### DATASET EXCERPTS

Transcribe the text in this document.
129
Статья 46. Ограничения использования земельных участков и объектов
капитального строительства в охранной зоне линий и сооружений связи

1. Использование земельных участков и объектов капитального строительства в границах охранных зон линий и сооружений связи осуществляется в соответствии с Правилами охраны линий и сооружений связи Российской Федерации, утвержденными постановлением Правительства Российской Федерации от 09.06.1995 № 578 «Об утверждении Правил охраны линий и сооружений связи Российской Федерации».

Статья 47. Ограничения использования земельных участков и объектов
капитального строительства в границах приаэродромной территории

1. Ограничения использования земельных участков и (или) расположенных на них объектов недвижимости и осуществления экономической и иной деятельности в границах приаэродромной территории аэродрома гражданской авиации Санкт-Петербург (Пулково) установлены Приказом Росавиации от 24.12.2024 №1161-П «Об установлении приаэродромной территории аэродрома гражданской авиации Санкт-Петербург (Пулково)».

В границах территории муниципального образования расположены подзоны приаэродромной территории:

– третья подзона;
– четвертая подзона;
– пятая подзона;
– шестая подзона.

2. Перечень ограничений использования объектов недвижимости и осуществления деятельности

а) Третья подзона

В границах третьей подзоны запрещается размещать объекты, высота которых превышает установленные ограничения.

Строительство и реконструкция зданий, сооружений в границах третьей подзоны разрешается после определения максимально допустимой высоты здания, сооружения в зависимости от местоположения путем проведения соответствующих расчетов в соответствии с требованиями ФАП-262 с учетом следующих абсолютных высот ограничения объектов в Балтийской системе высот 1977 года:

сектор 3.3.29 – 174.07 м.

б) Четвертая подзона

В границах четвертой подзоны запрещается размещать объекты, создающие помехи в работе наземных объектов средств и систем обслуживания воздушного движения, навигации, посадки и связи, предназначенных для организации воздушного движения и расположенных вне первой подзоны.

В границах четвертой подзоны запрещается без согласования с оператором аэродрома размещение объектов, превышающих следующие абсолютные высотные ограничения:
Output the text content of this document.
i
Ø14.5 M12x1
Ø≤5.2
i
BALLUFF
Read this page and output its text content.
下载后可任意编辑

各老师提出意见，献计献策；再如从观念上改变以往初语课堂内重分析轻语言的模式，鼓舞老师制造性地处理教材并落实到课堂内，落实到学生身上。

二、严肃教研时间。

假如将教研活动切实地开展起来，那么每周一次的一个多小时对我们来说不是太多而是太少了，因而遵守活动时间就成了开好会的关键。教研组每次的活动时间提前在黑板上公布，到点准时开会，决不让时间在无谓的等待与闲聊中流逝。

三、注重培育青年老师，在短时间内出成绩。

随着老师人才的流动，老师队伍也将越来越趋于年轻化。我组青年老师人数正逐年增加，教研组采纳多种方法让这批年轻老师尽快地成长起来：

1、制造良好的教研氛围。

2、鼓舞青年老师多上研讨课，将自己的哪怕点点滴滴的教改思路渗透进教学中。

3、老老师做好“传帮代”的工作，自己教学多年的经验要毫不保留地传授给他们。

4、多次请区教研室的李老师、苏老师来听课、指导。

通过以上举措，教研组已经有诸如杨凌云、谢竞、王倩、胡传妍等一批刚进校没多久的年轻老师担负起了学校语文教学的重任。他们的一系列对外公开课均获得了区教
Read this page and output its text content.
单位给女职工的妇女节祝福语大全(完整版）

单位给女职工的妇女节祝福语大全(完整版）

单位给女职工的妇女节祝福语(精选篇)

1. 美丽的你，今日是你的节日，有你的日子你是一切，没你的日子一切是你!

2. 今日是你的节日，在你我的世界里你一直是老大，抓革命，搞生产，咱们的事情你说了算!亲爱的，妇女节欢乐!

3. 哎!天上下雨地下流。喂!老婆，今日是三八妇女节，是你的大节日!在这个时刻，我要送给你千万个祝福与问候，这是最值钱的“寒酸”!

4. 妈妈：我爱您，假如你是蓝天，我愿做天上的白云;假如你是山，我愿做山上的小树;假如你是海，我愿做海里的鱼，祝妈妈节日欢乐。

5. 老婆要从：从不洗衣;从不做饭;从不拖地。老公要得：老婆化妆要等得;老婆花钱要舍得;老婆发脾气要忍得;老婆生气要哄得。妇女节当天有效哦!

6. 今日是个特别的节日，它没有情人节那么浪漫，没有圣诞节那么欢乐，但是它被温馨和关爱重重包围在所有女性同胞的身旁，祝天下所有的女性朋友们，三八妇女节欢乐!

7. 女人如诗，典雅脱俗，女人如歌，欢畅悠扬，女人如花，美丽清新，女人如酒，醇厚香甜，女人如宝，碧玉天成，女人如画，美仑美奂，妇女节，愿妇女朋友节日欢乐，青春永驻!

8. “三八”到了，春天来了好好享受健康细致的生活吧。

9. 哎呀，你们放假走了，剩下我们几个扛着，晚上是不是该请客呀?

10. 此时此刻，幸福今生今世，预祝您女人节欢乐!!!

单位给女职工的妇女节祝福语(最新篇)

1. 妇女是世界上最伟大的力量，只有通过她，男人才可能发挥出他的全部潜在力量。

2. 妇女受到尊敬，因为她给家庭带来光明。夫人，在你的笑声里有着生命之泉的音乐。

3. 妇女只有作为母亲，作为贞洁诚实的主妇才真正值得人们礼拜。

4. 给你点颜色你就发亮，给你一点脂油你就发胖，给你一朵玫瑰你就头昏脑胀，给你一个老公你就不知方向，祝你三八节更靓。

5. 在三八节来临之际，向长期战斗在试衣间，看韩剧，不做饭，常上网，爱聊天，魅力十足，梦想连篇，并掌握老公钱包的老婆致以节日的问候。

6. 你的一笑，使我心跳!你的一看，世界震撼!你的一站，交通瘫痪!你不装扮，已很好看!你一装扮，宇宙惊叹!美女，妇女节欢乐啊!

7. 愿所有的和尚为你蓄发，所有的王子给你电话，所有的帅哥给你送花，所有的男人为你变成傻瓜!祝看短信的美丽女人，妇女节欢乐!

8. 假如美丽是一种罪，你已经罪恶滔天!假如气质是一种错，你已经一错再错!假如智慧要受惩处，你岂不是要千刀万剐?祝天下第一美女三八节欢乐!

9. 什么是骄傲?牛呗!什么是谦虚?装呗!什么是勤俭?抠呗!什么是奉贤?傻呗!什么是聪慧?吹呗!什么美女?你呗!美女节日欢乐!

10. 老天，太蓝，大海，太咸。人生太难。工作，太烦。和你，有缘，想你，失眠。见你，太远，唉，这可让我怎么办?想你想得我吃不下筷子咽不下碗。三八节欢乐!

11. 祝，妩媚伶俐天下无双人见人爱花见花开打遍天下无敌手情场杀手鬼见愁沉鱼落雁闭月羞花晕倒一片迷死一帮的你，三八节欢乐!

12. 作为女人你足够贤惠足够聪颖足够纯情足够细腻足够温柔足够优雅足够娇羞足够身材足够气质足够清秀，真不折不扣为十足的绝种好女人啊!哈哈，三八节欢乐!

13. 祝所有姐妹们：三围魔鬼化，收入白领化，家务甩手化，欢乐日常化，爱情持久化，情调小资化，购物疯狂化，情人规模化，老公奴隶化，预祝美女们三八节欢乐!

### SHORT EXERCISE
Every entry must be quoted exactly as it appears above.

### IN RESPONSE
Transcribe the text in this document.
129
Статья 46. Ограничения использования земельных участков и объектов
капитального строительства в охранной зоне линий и сооружений связи

1. Использование земельных участков и объектов капитального строительства в границах охранных зон линий и сооружений связи осуществляется в соответствии с Правилами охраны линий и сооружений связи Российской Федерации, утвержденными постановлением Правительства Российской Федерации от 09.06.1995 № 578 «Об утверждении Правил охраны линий и сооружений связи Российской Федерации».

Статья 47. Ограничения использования земельных участков и объектов
капитального строительства в границах приаэродромной территории

1. Ограничения использования земельных участков и (или) расположенных на них объектов недвижимости и осуществления экономической и иной деятельности в границах приаэродромной территории аэродрома гражданской авиации Санкт-Петербург (Пулково) установлены Приказом Росавиации от 24.12.2024 №1161-П «Об установлении приаэродромной территории аэродрома гражданской авиации Санкт-Петербург (Пулково)».

В границах территории муниципального образования расположены подзоны приаэродромной территории:

– третья подзона;
– четвертая подзона;
– пятая подзона;
– шестая подзона.

2. Перечень ограничений использования объектов недвижимости и осуществления деятельности

а) Третья подзона

В границах третьей подзоны запрещается размещать объекты, высота которых превышает установленные ограничения.

Строительство и реконструкция зданий, сооружений в границах третьей подзоны разрешается после определения максимально допустимой высоты здания, сооружения в зависимости от местоположения путем проведения соответствующих расчетов в соответствии с требованиями ФАП-262 с учетом следующих абсолютных высот ограничения объектов в Балтийской системе высот 1977 года:

сектор 3.3.29 – 174.07 м.

б) Четвертая подзона

В границах четвертой подзоны запрещается размещать объекты, создающие помехи в работе наземных объектов средств и систем обслуживания воздушного движения, навигации, посадки и связи, предназначенных для организации воздушного движения и расположенных вне первой подзоны.

В границах четвертой подзоны запрещается без согласования с оператором аэродрома размещение объектов, превышающих следующие абсолютные высотные ограничения:
Output the text content of this document.
i
Ø14.5 M12x1
Ø≤5.2
i
BALLUFF
Read this page and output its text content.
下载后可任意编辑

各老师提出意见，献计献策；再如从观念上改变以往初语课堂内重分析轻语言的模式，鼓舞老师制造性地处理教材并落实到课堂内，落实到学生身上。

二、严肃教研时间。

假如将教研活动切实地开展起来，那么每周一次的一个多小时对我们来说不是太多而是太少了，因而遵守活动时间就成了开好会的关键。教研组每次的活动时间提前在黑板上公布，到点准时开会，决不让时间在无谓的等待与闲聊中流逝。

三、注重培育青年老师，在短时间内出成绩。

随着老师人才的流动，老师队伍也将越来越趋于年轻化。我组青年老师人数正逐年增加，教研组采纳多种方法让这批年轻老师尽快地成长起来：

1、制造良好的教研氛围。

2、鼓舞青年老师多上研讨课，将自己的哪怕点点滴滴的教改思路渗透进教学中。

3、老老师做好“传帮代”的工作，自己教学多年的经验要毫不保留地传授给他们。

4、多次请区教研室的李老师、苏老师来听课、指导。

通过以上举措，教研组已经有诸如杨凌云、谢竞、王倩、胡传妍等一批刚进校没多久的年轻老师担负起了学校语文教学的重任。他们的一系列对外公开课均获得了区教
Read this page and output its text content.
单位给女职工的妇女节祝福语大全(完整版）

单位给女职工的妇女节祝福语大全(完整版）

单位给女职工的妇女节祝福语(精选篇)

1. 美丽的你，今日是你的节日，有你的日子你是一切，没你的日子一切是你!

2. 今日是你的节日，在你我的世界里你一直是老大，抓革命，搞生产，咱们的事情你说了算!亲爱的，妇女节欢乐!

3. 哎!天上下雨地下流。喂!老婆，今日是三八妇女节，是你的大节日!在这个时刻，我要送给你千万个祝福与问候，这是最值钱的“寒酸”!

4. 妈妈：我爱您，假如你是蓝天，我愿做天上的白云;假如你是山，我愿做山上的小树;假如你是海，我愿做海里的鱼，祝妈妈节日欢乐。

5. 老婆要从：从不洗衣;从不做饭;从不拖地。老公要得：老婆化妆要等得;老婆花钱要舍得;老婆发脾气要忍得;老婆生气要哄得。妇女节当天有效哦!

6. 今日是个特别的节日，它没有情人节那么浪漫，没有圣诞节那么欢乐，但是它被温馨和关爱重重包围在所有女性同胞的身旁，祝天下所有的女性朋友们，三八妇女节欢乐!

7. 女人如诗，典雅脱俗，女人如歌，欢畅悠扬，女人如花，美丽清新，女人如酒，醇厚香甜，女人如宝，碧玉天成，女人如画，美仑美奂，妇女节，愿妇女朋友节日欢乐，青春永驻!

8. “三八”到了，春天来了好好享受健康细致的生活吧。

9. 哎呀，你们放假走了，剩下我们几个扛着，晚上是不是该请客呀?

10. 此时此刻，幸福今生今世，预祝您女人节欢乐!!!

单位给女职工的妇女节祝福语(最新篇)

1. 妇女是世界上最伟大的力量，只有通过她，男人才可能发挥出他的全部潜在力量。

2. 妇女受到尊敬，因为她给家庭带来光明。夫人，在你的笑声里有着生命之泉的音乐。

3. 妇女只有作为母亲，作为贞洁诚实的主妇才真正值得人们礼拜。

4. 给你点颜色你就发亮，给你一点脂油你就发胖，给你一朵玫瑰你就头昏脑胀，给你一个老公你就不知方向，祝你三八节更靓。

5. 在三八节来临之际，向长期战斗在试衣间，看韩剧，不做饭，常上网，爱聊天，魅力十足，梦想连篇，并掌握老公钱包的老婆致以节日的问候。

6. 你的一笑，使我心跳!你的一看，世界震撼!你的一站，交通瘫痪!你不装扮，已很好看!你一装扮，宇宙惊叹!美女，妇女节欢乐啊!

7. 愿所有的和尚为你蓄发，所有的王子给你电话，所有的帅哥给你送花，所有的男人为你变成傻瓜!祝看短信的美丽女人，妇女节欢乐!

8. 假如美丽是一种罪，你已经罪恶滔天!假如气质是一种错，你已经一错再错!假如智慧要受惩处，你岂不是要千刀万剐?祝天下第一美女三八节欢乐!

9. 什么是骄傲?牛呗!什么是谦虚?装呗!什么是勤俭?抠呗!什么是奉贤?傻呗!什么是聪慧?吹呗!什么美女?你呗!美女节日欢乐!

10. 老天，太蓝，大海，太咸。人生太难。工作，太烦。和你，有缘，想你，失眠。见你，太远，唉，这可让我怎么办?想你想得我吃不下筷子咽不下碗。三八节欢乐!

11. 祝，妩媚伶俐天下无双人见人爱花见花开打遍天下无敌手情场杀手鬼见愁沉鱼落雁闭月羞花晕倒一片迷死一帮的你，三八节欢乐!

12. 作为女人你足够贤惠足够聪颖足够纯情足够细腻足够温柔足够优雅足够娇羞足够身材足够气质足够清秀，真不折不扣为十足的绝种好女人啊!哈哈，三八节欢乐!

13. 祝所有姐妹们：三围魔鬼化，收入白领化，家务甩手化，欢乐日常化，爱情持久化，情调小资化，购物疯狂化，情人规模化，老公奴隶化，预祝美女们三八节欢乐!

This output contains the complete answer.